[Data records]

- - -

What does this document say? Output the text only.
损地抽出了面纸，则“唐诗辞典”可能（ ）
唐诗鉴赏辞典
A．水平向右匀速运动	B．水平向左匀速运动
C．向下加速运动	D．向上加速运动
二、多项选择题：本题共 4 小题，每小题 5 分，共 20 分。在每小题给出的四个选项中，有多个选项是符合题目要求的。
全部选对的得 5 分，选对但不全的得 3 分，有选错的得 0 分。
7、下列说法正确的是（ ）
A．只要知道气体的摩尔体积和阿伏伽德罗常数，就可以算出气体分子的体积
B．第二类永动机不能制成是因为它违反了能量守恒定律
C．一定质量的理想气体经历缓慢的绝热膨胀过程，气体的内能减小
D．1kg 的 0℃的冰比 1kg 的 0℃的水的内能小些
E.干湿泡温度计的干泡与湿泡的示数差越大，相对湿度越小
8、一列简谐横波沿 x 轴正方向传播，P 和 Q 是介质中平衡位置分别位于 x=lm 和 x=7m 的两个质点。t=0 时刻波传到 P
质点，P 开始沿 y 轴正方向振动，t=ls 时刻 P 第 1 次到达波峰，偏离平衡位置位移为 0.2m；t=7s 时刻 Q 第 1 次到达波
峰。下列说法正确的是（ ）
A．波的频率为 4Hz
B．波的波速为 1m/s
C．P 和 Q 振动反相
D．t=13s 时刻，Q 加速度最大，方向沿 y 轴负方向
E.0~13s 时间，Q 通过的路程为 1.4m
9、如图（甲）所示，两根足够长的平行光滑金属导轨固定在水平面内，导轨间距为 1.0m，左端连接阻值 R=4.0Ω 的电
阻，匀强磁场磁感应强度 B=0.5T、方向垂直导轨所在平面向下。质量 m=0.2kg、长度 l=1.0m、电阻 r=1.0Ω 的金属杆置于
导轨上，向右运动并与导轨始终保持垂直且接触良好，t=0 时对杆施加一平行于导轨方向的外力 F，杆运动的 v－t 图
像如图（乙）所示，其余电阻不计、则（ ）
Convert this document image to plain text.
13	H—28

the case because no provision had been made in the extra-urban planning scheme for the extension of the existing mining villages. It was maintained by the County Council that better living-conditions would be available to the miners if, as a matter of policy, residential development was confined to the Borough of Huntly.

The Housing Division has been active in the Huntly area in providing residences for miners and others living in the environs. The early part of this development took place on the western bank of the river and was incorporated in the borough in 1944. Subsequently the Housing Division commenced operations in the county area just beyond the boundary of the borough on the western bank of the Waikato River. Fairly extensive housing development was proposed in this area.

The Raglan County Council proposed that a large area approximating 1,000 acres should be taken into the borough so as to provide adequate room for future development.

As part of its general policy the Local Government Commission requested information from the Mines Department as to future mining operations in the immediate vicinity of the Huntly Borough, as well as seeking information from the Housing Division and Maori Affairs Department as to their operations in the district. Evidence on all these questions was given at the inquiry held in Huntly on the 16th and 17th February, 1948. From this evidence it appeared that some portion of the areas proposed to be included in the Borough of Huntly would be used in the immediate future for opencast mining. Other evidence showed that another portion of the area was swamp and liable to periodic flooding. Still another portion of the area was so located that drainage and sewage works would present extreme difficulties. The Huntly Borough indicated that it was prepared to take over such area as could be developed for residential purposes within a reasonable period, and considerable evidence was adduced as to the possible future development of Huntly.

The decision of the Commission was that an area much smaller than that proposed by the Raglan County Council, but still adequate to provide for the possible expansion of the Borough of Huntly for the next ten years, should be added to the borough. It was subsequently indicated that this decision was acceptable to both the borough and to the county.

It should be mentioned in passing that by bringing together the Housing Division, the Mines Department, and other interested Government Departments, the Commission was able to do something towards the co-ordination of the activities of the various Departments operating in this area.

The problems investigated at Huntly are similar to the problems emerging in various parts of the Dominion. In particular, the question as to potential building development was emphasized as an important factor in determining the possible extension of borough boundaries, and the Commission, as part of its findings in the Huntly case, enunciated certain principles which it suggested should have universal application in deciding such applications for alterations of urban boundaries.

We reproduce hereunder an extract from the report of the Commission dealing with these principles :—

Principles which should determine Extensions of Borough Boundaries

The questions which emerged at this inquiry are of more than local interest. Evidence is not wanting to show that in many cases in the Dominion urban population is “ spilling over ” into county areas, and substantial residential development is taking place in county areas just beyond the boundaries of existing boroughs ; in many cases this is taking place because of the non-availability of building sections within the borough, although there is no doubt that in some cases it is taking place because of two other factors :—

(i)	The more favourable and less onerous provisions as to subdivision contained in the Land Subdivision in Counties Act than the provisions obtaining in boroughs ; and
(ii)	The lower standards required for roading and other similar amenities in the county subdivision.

- - -

* WHAT YOU SHOULD DO *
Locate all lines in the listing above with the word "subdivision" and copy them.

* RESPONSE BELOW *
(i)	The more favourable and less onerous provisions as to subdivision contained in the Land Subdivision in Counties Act than the provisions obtaining in boroughs ; and
(ii)	The lower standards required for roading and other similar amenities in the county subdivision.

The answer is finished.